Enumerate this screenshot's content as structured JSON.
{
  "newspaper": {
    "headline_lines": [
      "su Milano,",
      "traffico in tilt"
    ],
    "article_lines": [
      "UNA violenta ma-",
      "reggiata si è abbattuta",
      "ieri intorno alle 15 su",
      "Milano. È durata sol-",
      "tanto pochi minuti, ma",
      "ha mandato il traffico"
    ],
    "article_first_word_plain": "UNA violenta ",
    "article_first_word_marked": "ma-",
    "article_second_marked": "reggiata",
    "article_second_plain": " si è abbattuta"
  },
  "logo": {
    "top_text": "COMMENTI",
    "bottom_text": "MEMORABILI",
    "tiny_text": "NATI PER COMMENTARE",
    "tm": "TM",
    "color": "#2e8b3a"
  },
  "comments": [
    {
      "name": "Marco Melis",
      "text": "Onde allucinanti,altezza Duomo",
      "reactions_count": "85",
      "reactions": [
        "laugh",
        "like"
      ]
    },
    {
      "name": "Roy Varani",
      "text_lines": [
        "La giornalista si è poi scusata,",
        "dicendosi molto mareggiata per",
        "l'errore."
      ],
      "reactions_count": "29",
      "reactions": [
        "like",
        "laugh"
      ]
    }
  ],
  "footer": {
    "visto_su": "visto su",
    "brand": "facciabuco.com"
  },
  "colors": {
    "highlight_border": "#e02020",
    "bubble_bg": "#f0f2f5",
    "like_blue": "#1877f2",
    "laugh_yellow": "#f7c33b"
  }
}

Problem details | Go back to the listing above and please repeat it exactly.

Exercise solution |
Enumerate this screenshot's content as structured JSON.
{
  "newspaper": {
    "headline_lines": [
      "su Milano,",
      "traffico in tilt"
    ],
    "article_lines": [
      "UNA violenta ma-",
      "reggiata si è abbattuta",
      "ieri intorno alle 15 su",
      "Milano. È durata sol-",
      "tanto pochi minuti, ma",
      "ha mandato il traffico"
    ],
    "article_first_word_plain": "UNA violenta ",
    "article_first_word_marked": "ma-",
    "article_second_marked": "reggiata",
    "article_second_plain": " si è abbattuta"
  },
  "logo": {
    "top_text": "COMMENTI",
    "bottom_text": "MEMORABILI",
    "tiny_text": "NATI PER COMMENTARE",
    "tm": "TM",
    "color": "#2e8b3a"
  },
  "comments": [
    {
      "name": "Marco Melis",
      "text": "Onde allucinanti,altezza Duomo",
      "reactions_count": "85",
      "reactions": [
        "laugh",
        "like"
      ]
    },
    {
      "name": "Roy Varani",
      "text_lines": [
        "La giornalista si è poi scusata,",
        "dicendosi molto mareggiata per",
        "l'errore."
      ],
      "reactions_count": "29",
      "reactions": [
        "like",
        "laugh"
      ]
    }
  ],
  "footer": {
    "visto_su": "visto su",
    "brand": "facciabuco.com"
  },
  "colors": {
    "highlight_border": "#e02020",
    "bubble_bg": "#f0f2f5",
    "like_blue": "#1877f2",
    "laugh_yellow": "#f7c33b"
  }
}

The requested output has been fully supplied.